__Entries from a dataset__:
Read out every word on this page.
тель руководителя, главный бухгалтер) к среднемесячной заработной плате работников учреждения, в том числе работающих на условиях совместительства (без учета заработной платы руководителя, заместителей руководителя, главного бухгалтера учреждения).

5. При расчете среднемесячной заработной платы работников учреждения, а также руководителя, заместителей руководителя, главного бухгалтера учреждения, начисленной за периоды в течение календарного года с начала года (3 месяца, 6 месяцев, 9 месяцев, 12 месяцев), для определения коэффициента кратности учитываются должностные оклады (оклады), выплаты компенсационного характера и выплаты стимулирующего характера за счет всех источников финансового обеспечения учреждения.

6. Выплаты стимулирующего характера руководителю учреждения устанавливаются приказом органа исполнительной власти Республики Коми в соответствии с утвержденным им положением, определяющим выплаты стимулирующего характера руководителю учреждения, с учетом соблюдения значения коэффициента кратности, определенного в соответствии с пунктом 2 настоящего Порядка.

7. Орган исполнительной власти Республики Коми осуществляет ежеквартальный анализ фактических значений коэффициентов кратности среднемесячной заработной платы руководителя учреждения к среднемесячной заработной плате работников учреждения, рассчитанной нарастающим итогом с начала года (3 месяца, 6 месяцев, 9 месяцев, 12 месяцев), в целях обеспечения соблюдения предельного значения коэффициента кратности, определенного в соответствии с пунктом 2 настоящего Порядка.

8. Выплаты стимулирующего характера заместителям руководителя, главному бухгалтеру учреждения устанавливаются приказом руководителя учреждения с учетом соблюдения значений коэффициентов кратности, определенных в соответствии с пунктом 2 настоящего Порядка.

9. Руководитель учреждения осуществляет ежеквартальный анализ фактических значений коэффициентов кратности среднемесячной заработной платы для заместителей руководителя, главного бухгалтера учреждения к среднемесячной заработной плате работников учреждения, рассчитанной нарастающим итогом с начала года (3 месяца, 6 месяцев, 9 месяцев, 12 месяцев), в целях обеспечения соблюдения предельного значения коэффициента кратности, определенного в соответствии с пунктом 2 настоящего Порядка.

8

__EXERCISE DIRECTIONS__: Restate every line of the data word for word.

__THE COMPLETED TASK__:
Read out every word on this page.
тель руководителя, главный бухгалтер) к среднемесячной заработной плате работников учреждения, в том числе работающих на условиях совместительства (без учета заработной платы руководителя, заместителей руководителя, главного бухгалтера учреждения).

5. При расчете среднемесячной заработной платы работников учреждения, а также руководителя, заместителей руководителя, главного бухгалтера учреждения, начисленной за периоды в течение календарного года с начала года (3 месяца, 6 месяцев, 9 месяцев, 12 месяцев), для определения коэффициента кратности учитываются должностные оклады (оклады), выплаты компенсационного характера и выплаты стимулирующего характера за счет всех источников финансового обеспечения учреждения.

6. Выплаты стимулирующего характера руководителю учреждения устанавливаются приказом органа исполнительной власти Республики Коми в соответствии с утвержденным им положением, определяющим выплаты стимулирующего характера руководителю учреждения, с учетом соблюдения значения коэффициента кратности, определенного в соответствии с пунктом 2 настоящего Порядка.

7. Орган исполнительной власти Республики Коми осуществляет ежеквартальный анализ фактических значений коэффициентов кратности среднемесячной заработной платы руководителя учреждения к среднемесячной заработной плате работников учреждения, рассчитанной нарастающим итогом с начала года (3 месяца, 6 месяцев, 9 месяцев, 12 месяцев), в целях обеспечения соблюдения предельного значения коэффициента кратности, определенного в соответствии с пунктом 2 настоящего Порядка.

8. Выплаты стимулирующего характера заместителям руководителя, главному бухгалтеру учреждения устанавливаются приказом руководителя учреждения с учетом соблюдения значений коэффициентов кратности, определенных в соответствии с пунктом 2 настоящего Порядка.

9. Руководитель учреждения осуществляет ежеквартальный анализ фактических значений коэффициентов кратности среднемесячной заработной платы для заместителей руководителя, главного бухгалтера учреждения к среднемесячной заработной плате работников учреждения, рассчитанной нарастающим итогом с начала года (3 месяца, 6 месяцев, 9 месяцев, 12 месяцев), в целях обеспечения соблюдения предельного значения коэффициента кратности, определенного в соответствии с пунктом 2 настоящего Порядка.

8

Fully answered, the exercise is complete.